--- MATERIAL FOR THE TASK ---

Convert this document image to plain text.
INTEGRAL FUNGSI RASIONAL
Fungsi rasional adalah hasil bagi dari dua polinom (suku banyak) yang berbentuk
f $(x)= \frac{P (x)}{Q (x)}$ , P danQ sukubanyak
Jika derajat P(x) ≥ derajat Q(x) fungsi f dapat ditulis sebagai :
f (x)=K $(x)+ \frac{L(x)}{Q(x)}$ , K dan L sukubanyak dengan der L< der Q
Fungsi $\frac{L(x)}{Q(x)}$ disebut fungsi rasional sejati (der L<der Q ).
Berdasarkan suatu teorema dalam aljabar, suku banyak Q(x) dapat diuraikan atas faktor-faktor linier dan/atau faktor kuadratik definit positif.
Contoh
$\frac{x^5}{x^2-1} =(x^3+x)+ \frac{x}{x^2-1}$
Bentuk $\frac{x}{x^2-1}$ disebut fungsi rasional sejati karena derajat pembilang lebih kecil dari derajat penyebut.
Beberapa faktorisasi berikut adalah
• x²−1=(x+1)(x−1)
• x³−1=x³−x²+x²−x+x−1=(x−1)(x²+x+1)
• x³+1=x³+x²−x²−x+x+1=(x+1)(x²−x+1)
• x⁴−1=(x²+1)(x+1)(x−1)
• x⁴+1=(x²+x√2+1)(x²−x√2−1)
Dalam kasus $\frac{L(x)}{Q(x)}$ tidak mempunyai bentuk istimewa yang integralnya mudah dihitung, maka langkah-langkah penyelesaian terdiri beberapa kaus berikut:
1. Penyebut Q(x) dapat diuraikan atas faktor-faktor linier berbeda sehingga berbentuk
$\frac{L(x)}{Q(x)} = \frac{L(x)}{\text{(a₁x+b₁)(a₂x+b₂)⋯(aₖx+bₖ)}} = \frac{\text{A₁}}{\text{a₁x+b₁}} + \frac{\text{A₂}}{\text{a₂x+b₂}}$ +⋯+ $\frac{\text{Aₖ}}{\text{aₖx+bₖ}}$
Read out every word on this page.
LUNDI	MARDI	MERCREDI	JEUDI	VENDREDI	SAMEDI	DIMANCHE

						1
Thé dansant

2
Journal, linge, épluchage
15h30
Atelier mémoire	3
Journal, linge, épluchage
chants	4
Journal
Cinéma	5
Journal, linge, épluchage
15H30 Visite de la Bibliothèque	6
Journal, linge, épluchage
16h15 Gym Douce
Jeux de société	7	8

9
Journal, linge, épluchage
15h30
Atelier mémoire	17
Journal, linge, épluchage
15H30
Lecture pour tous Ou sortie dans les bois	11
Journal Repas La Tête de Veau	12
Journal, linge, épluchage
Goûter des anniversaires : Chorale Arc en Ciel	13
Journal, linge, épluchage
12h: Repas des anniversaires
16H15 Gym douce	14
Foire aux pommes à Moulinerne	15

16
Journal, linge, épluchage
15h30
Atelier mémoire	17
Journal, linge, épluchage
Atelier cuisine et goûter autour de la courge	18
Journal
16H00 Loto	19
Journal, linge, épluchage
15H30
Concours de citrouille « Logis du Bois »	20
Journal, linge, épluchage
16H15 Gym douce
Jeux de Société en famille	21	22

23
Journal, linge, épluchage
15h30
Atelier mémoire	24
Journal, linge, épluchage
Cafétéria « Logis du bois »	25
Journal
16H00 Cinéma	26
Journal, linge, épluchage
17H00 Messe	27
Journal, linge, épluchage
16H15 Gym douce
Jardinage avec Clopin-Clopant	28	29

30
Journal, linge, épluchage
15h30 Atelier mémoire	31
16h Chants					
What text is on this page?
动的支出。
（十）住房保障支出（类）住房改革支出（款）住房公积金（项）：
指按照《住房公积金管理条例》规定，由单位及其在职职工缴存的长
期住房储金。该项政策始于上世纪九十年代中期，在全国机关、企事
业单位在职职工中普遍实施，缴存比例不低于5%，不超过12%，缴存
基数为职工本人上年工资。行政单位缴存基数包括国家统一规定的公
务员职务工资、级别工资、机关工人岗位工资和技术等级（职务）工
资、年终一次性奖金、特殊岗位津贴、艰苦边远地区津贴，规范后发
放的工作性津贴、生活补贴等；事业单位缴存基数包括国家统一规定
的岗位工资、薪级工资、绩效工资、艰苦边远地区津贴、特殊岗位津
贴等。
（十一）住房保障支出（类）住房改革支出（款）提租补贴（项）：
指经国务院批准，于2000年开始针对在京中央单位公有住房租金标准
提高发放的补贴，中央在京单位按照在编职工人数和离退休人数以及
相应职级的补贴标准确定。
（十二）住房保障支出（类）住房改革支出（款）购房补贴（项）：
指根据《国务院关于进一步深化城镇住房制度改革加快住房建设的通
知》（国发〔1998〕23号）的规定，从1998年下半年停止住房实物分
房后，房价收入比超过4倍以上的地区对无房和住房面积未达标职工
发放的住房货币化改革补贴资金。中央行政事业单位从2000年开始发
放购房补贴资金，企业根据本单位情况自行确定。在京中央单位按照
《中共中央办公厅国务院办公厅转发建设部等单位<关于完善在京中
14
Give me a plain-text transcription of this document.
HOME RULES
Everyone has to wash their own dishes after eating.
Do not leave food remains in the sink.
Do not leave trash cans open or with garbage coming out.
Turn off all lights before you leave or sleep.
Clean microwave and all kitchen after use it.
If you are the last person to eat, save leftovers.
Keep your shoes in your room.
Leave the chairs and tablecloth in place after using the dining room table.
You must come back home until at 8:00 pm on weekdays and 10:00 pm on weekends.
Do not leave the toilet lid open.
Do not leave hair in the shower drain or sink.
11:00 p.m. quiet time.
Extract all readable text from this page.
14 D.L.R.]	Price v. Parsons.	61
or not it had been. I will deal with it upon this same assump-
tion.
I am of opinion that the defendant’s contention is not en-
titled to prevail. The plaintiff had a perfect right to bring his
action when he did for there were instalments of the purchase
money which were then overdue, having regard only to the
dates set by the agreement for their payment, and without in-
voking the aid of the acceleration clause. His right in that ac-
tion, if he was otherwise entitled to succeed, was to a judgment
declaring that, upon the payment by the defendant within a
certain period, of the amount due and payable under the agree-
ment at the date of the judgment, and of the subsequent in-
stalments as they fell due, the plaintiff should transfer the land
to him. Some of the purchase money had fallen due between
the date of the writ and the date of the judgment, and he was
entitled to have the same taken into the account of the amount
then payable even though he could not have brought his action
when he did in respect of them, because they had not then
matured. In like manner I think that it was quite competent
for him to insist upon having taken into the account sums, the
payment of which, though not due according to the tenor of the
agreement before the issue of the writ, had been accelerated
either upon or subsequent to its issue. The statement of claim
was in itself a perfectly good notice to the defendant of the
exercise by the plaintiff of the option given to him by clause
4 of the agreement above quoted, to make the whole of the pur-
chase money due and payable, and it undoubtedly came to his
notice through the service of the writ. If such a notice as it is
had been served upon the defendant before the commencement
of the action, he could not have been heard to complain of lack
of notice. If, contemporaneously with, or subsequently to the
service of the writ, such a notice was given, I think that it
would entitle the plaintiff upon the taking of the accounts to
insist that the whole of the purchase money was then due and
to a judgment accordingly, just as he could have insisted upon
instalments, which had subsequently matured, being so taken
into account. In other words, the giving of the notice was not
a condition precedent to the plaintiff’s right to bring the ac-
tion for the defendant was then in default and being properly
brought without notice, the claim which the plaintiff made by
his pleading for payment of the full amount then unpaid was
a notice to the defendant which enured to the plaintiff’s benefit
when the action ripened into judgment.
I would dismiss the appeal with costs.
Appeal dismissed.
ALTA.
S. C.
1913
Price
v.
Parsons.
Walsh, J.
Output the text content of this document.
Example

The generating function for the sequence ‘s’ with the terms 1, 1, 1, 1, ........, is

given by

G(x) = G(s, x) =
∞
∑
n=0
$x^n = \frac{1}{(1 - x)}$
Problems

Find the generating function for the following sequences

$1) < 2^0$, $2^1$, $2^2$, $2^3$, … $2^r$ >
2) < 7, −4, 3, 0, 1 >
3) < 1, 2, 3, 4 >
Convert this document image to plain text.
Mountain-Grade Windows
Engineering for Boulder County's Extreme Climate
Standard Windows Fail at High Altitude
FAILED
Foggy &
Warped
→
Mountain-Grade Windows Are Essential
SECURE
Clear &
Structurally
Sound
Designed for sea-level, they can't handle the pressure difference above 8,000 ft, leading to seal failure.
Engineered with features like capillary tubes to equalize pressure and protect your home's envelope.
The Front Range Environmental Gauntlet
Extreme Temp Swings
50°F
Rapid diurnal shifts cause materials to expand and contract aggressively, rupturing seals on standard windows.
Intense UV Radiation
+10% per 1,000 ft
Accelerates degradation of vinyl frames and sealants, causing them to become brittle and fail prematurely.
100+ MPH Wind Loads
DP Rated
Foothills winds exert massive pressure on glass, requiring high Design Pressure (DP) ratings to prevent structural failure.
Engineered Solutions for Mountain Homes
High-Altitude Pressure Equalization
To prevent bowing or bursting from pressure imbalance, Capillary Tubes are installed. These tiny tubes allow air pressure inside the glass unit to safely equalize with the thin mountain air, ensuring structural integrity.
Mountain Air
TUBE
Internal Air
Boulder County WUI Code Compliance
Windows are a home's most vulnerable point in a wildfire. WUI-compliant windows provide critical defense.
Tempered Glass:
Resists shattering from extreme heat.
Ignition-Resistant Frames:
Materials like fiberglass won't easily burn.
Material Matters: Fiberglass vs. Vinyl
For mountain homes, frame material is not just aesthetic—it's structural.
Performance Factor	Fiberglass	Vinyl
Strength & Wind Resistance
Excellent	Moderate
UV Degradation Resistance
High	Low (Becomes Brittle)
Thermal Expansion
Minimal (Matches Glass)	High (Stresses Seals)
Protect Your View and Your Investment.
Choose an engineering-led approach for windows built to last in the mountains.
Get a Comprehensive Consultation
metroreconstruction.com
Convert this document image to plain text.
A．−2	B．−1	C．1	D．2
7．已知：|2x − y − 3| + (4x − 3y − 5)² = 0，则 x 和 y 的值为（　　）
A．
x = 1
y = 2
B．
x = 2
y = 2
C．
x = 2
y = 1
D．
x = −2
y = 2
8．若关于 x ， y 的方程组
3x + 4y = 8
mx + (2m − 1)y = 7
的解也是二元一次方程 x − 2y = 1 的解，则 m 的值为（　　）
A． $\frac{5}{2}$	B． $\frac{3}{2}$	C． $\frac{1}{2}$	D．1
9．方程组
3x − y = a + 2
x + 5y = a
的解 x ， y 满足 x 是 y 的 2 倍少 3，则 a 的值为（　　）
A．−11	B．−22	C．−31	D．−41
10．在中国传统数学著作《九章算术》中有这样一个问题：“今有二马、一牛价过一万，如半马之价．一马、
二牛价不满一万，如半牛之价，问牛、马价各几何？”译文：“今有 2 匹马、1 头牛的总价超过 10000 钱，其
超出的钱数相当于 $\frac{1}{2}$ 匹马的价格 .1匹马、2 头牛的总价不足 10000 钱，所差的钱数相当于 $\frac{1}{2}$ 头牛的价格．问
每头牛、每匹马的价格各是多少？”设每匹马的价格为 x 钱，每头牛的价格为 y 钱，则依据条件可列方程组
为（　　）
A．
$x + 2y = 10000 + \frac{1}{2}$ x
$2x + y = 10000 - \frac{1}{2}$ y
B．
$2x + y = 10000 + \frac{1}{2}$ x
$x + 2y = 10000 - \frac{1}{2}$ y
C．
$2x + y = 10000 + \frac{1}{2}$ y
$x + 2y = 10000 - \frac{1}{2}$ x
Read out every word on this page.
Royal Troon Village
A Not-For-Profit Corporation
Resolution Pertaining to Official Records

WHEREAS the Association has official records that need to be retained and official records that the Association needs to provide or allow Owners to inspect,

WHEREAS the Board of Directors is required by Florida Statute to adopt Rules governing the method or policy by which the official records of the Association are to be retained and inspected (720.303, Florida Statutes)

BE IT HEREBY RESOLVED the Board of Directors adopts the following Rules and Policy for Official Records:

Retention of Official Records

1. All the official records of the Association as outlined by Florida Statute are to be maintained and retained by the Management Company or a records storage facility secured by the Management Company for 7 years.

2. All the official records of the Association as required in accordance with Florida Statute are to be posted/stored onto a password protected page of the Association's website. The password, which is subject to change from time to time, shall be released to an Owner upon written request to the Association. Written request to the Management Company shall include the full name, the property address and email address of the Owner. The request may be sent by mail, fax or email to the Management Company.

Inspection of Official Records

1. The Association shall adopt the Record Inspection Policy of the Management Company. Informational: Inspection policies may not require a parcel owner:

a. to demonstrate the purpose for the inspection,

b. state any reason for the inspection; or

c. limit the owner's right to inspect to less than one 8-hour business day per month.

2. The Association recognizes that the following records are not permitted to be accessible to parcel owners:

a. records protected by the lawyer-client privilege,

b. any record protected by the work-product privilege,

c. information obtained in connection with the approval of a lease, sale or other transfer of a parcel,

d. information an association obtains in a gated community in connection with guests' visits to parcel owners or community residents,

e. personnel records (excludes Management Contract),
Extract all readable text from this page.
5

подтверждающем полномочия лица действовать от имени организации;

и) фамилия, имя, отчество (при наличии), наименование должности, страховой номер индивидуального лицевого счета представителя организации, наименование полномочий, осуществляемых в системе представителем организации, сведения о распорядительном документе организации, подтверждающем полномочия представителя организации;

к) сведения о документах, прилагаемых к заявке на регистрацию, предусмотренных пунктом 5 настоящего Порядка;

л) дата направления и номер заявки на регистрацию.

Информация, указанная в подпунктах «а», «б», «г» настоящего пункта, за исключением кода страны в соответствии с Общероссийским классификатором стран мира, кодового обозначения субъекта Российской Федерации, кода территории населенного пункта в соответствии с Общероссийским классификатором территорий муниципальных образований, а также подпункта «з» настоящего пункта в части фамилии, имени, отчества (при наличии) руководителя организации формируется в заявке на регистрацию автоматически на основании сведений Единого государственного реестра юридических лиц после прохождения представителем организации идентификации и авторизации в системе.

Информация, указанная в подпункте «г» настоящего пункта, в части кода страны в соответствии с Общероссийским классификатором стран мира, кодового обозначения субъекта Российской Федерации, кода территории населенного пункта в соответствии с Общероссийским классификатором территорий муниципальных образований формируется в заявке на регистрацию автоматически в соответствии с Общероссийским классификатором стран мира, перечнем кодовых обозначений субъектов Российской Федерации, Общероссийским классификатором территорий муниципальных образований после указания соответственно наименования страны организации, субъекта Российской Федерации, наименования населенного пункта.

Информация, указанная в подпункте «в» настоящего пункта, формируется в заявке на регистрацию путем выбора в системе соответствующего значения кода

---

STATED TASK:
Where does the word "connection" appear? Return each line that holds it.

OUTPUT FOR THIS EXERCISE:
c. information obtained in connection with the approval of a lease, sale or other transfer of a parcel,
d. information an association obtains in a gated community in connection with guests' visits to parcel owners or community residents,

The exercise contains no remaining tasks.